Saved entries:
★ ★ ★ ★
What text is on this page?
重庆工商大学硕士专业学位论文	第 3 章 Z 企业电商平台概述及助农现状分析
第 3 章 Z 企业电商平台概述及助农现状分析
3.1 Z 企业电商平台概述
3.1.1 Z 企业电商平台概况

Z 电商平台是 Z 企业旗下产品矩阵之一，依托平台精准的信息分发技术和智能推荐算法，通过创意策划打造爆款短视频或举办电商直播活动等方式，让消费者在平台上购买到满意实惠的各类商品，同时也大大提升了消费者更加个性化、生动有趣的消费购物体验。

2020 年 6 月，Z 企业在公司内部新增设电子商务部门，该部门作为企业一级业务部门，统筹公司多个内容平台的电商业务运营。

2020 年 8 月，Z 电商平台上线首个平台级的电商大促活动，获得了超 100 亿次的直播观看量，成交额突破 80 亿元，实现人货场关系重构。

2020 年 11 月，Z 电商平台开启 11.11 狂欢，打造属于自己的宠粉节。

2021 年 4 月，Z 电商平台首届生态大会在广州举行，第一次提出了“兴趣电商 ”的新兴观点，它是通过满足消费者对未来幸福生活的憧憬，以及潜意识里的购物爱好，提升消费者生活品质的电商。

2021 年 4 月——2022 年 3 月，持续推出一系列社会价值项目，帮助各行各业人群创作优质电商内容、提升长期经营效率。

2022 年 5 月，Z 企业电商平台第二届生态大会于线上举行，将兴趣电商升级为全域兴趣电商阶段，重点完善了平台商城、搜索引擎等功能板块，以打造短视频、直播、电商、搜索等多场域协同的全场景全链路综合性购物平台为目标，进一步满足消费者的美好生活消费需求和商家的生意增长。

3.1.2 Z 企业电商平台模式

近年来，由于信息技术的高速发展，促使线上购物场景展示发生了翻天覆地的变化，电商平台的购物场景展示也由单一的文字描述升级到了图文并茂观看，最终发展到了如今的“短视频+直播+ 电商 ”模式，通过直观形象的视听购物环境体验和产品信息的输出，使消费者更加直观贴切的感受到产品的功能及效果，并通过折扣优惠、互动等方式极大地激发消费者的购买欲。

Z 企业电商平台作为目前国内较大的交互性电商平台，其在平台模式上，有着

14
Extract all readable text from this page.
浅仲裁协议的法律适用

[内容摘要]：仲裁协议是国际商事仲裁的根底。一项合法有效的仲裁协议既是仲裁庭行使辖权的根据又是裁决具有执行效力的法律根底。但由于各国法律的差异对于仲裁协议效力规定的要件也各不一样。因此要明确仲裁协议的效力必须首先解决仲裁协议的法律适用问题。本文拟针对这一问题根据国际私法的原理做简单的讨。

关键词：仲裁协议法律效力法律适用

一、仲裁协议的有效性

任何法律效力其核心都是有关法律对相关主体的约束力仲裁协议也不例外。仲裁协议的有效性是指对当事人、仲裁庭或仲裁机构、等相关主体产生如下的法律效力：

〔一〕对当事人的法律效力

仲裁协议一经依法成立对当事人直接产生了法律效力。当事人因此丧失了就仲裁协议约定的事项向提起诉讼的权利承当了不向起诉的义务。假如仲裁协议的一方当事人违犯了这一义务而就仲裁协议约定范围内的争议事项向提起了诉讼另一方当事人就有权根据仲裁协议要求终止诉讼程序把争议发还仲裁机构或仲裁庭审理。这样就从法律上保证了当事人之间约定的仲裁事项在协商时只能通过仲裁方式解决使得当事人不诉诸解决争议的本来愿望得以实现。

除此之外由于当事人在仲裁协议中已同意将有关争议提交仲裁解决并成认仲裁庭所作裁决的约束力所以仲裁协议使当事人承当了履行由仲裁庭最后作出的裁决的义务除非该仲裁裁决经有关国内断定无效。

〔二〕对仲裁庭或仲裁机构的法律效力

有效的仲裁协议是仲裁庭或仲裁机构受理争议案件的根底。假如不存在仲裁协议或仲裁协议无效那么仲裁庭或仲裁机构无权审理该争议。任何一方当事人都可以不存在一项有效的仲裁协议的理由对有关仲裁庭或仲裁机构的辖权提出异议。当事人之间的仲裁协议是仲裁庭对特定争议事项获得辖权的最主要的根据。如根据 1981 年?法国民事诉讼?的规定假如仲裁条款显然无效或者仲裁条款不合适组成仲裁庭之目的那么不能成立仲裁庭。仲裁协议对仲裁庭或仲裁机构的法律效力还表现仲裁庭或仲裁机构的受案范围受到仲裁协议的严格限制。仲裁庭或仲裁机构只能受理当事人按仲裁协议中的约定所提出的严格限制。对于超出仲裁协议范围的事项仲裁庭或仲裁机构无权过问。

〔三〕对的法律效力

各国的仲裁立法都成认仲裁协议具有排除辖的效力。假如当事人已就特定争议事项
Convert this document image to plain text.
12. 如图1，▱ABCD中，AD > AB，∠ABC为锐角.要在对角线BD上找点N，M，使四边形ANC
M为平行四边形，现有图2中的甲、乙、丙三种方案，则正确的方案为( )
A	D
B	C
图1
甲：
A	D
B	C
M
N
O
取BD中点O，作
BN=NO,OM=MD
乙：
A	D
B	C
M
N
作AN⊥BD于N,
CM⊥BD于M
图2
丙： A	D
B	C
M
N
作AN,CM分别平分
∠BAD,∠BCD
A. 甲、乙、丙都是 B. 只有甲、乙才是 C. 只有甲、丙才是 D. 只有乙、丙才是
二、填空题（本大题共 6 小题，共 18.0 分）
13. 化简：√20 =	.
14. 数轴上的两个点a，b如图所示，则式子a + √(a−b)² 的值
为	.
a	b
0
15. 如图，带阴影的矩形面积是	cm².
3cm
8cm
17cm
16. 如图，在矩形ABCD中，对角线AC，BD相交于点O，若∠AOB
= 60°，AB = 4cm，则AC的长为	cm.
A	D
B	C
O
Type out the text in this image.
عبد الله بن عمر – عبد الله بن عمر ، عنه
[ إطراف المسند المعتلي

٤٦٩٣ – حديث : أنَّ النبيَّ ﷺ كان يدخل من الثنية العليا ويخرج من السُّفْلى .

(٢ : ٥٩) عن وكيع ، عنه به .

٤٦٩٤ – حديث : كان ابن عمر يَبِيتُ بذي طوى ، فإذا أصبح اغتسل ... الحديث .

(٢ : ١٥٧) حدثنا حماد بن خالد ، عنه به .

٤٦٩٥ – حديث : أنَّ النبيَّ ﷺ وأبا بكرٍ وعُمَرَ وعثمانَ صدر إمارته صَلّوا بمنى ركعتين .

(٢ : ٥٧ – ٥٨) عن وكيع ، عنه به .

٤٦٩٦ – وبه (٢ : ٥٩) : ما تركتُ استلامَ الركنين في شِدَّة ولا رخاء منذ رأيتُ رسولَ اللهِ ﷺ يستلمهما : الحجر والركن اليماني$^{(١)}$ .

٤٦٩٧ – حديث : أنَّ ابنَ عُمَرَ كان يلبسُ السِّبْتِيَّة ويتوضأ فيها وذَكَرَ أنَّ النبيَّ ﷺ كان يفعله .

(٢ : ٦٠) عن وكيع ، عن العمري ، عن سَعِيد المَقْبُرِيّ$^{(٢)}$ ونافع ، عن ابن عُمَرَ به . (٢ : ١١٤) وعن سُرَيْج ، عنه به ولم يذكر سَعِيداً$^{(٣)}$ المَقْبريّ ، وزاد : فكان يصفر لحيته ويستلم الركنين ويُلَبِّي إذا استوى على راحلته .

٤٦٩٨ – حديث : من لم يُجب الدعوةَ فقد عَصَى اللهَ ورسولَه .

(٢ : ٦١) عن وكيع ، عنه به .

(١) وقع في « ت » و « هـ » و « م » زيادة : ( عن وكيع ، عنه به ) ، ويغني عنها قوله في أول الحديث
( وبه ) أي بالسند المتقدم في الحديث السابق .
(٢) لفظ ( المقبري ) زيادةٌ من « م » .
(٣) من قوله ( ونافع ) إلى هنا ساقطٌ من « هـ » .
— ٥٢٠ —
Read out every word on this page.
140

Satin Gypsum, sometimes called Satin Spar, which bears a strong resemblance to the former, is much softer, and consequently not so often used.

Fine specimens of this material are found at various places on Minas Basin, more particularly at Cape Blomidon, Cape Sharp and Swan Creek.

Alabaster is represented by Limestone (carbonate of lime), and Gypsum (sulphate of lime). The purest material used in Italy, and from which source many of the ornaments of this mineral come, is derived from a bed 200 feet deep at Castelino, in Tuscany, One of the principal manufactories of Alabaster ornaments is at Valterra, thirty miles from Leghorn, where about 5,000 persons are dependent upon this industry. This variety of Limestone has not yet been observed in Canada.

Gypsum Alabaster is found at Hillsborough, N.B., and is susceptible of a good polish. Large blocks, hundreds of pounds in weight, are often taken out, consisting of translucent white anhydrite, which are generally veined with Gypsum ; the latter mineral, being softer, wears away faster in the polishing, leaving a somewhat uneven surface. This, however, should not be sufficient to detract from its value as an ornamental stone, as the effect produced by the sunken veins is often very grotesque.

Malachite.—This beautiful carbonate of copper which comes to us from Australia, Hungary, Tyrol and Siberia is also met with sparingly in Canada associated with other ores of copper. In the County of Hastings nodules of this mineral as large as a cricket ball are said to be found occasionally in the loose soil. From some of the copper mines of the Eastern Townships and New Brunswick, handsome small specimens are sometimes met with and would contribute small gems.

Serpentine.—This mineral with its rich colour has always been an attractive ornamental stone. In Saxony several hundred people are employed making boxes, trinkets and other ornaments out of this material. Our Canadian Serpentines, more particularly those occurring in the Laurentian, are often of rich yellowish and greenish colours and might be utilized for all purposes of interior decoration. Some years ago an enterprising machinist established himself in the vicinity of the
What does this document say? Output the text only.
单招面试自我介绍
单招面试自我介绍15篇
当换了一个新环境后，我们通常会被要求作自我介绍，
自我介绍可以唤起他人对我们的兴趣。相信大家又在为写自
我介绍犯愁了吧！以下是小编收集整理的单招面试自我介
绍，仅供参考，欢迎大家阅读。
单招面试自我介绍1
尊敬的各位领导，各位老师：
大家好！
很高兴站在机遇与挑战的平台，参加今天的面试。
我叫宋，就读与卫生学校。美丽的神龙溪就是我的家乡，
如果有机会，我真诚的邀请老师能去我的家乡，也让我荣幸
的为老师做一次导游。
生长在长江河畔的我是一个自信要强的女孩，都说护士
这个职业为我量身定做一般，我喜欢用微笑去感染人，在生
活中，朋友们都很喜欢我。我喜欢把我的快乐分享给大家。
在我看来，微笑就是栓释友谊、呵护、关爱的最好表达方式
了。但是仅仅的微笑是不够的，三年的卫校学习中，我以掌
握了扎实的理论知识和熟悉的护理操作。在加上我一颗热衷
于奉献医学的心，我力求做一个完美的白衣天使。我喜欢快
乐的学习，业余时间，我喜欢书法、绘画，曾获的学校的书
★ ★ ★ ★
Written request: Pick out the lines that contain "Canada" and copy them.

Task output:
Alabaster is represented by Limestone (carbonate of lime), and Gypsum (sulphate of lime). The purest material used in Italy, and from which source many of the ornaments of this mineral come, is derived from a bed 200 feet deep at Castelino, in Tuscany, One of the principal manufactories of Alabaster ornaments is at Valterra, thirty miles from Leghorn, where about 5,000 persons are dependent upon this industry. This variety of Limestone has not yet been observed in Canada.
Malachite.—This beautiful carbonate of copper which comes to us from Australia, Hungary, Tyrol and Siberia is also met with sparingly in Canada associated with other ores of copper. In the County of Hastings nodules of this mineral as large as a cricket ball are said to be found occasionally in the loose soil. From some of the copper mines of the Eastern Townships and New Brunswick, handsome small specimens are sometimes met with and would contribute small gems.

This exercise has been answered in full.